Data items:
::::

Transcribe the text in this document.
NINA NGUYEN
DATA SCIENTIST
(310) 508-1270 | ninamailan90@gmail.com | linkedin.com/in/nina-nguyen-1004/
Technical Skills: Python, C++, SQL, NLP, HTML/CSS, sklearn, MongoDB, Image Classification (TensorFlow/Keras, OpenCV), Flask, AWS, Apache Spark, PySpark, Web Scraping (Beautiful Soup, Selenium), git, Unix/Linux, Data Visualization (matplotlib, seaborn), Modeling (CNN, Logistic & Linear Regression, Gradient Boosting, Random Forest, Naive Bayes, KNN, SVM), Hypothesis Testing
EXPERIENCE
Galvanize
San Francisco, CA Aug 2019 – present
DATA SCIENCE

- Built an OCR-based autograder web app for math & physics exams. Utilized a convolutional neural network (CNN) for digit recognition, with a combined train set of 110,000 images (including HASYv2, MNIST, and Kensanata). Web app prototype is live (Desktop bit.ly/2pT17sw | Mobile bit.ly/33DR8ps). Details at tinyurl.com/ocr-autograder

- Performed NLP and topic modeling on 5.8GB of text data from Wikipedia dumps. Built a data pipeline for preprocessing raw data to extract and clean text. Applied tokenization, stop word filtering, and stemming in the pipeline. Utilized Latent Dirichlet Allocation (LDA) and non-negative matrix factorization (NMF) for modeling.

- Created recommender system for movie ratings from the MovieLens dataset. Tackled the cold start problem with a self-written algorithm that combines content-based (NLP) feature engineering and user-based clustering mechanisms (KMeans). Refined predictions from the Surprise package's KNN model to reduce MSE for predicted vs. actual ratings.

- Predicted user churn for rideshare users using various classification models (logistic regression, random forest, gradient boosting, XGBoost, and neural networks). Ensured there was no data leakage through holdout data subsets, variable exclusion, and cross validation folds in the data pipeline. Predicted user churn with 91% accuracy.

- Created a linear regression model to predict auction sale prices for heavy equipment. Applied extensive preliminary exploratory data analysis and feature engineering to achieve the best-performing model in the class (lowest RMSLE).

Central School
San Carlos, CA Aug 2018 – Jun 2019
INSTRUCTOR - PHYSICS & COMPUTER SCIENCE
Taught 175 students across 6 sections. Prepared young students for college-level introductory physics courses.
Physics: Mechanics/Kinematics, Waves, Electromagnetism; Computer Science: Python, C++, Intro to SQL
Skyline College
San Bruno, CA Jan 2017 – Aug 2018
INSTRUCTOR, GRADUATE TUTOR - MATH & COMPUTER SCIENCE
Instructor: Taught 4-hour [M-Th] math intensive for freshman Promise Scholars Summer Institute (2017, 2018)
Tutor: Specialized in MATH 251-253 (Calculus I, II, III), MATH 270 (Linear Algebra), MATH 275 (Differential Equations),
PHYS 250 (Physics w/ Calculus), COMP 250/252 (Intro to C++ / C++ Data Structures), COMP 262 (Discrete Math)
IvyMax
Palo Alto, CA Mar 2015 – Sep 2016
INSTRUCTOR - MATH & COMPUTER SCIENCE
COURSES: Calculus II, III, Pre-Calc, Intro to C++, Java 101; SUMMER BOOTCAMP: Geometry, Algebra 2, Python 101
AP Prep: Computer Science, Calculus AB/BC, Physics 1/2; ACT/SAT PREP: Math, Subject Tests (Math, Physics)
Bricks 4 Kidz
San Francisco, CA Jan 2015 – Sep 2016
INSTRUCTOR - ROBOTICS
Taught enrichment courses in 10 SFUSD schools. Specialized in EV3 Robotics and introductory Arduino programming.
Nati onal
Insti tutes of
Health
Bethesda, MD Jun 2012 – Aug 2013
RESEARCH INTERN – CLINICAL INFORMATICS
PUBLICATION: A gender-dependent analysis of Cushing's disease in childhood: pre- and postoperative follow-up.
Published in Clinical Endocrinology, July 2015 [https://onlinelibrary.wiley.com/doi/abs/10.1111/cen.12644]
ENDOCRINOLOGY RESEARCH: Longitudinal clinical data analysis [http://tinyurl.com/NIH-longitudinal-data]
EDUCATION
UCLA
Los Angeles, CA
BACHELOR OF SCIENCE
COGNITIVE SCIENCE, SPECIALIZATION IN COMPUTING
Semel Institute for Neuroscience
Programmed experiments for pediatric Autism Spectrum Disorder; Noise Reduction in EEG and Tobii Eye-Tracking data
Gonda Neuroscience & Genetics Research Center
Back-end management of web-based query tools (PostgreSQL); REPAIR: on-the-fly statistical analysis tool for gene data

::::

== WHAT TO DO ==
Set down each record verbatim.

== TASK SOLUTION ==
Transcribe the text in this document.
NINA NGUYEN
DATA SCIENTIST
(310) 508-1270 | ninamailan90@gmail.com | linkedin.com/in/nina-nguyen-1004/
Technical Skills: Python, C++, SQL, NLP, HTML/CSS, sklearn, MongoDB, Image Classification (TensorFlow/Keras, OpenCV), Flask, AWS, Apache Spark, PySpark, Web Scraping (Beautiful Soup, Selenium), git, Unix/Linux, Data Visualization (matplotlib, seaborn), Modeling (CNN, Logistic & Linear Regression, Gradient Boosting, Random Forest, Naive Bayes, KNN, SVM), Hypothesis Testing
EXPERIENCE
Galvanize
San Francisco, CA Aug 2019 – present
DATA SCIENCE

- Built an OCR-based autograder web app for math & physics exams. Utilized a convolutional neural network (CNN) for digit recognition, with a combined train set of 110,000 images (including HASYv2, MNIST, and Kensanata). Web app prototype is live (Desktop bit.ly/2pT17sw | Mobile bit.ly/33DR8ps). Details at tinyurl.com/ocr-autograder

- Performed NLP and topic modeling on 5.8GB of text data from Wikipedia dumps. Built a data pipeline for preprocessing raw data to extract and clean text. Applied tokenization, stop word filtering, and stemming in the pipeline. Utilized Latent Dirichlet Allocation (LDA) and non-negative matrix factorization (NMF) for modeling.

- Created recommender system for movie ratings from the MovieLens dataset. Tackled the cold start problem with a self-written algorithm that combines content-based (NLP) feature engineering and user-based clustering mechanisms (KMeans). Refined predictions from the Surprise package's KNN model to reduce MSE for predicted vs. actual ratings.

- Predicted user churn for rideshare users using various classification models (logistic regression, random forest, gradient boosting, XGBoost, and neural networks). Ensured there was no data leakage through holdout data subsets, variable exclusion, and cross validation folds in the data pipeline. Predicted user churn with 91% accuracy.

- Created a linear regression model to predict auction sale prices for heavy equipment. Applied extensive preliminary exploratory data analysis and feature engineering to achieve the best-performing model in the class (lowest RMSLE).

Central School
San Carlos, CA Aug 2018 – Jun 2019
INSTRUCTOR - PHYSICS & COMPUTER SCIENCE
Taught 175 students across 6 sections. Prepared young students for college-level introductory physics courses.
Physics: Mechanics/Kinematics, Waves, Electromagnetism; Computer Science: Python, C++, Intro to SQL
Skyline College
San Bruno, CA Jan 2017 – Aug 2018
INSTRUCTOR, GRADUATE TUTOR - MATH & COMPUTER SCIENCE
Instructor: Taught 4-hour [M-Th] math intensive for freshman Promise Scholars Summer Institute (2017, 2018)
Tutor: Specialized in MATH 251-253 (Calculus I, II, III), MATH 270 (Linear Algebra), MATH 275 (Differential Equations),
PHYS 250 (Physics w/ Calculus), COMP 250/252 (Intro to C++ / C++ Data Structures), COMP 262 (Discrete Math)
IvyMax
Palo Alto, CA Mar 2015 – Sep 2016
INSTRUCTOR - MATH & COMPUTER SCIENCE
COURSES: Calculus II, III, Pre-Calc, Intro to C++, Java 101; SUMMER BOOTCAMP: Geometry, Algebra 2, Python 101
AP Prep: Computer Science, Calculus AB/BC, Physics 1/2; ACT/SAT PREP: Math, Subject Tests (Math, Physics)
Bricks 4 Kidz
San Francisco, CA Jan 2015 – Sep 2016
INSTRUCTOR - ROBOTICS
Taught enrichment courses in 10 SFUSD schools. Specialized in EV3 Robotics and introductory Arduino programming.
Nati onal
Insti tutes of
Health
Bethesda, MD Jun 2012 – Aug 2013
RESEARCH INTERN – CLINICAL INFORMATICS
PUBLICATION: A gender-dependent analysis of Cushing's disease in childhood: pre- and postoperative follow-up.
Published in Clinical Endocrinology, July 2015 [https://onlinelibrary.wiley.com/doi/abs/10.1111/cen.12644]
ENDOCRINOLOGY RESEARCH: Longitudinal clinical data analysis [http://tinyurl.com/NIH-longitudinal-data]
EDUCATION
UCLA
Los Angeles, CA
BACHELOR OF SCIENCE
COGNITIVE SCIENCE, SPECIALIZATION IN COMPUTING
Semel Institute for Neuroscience
Programmed experiments for pediatric Autism Spectrum Disorder; Noise Reduction in EEG and Tobii Eye-Tracking data
Gonda Neuroscience & Genetics Research Center
Back-end management of web-based query tools (PostgreSQL); REPAIR: on-the-fly statistical analysis tool for gene data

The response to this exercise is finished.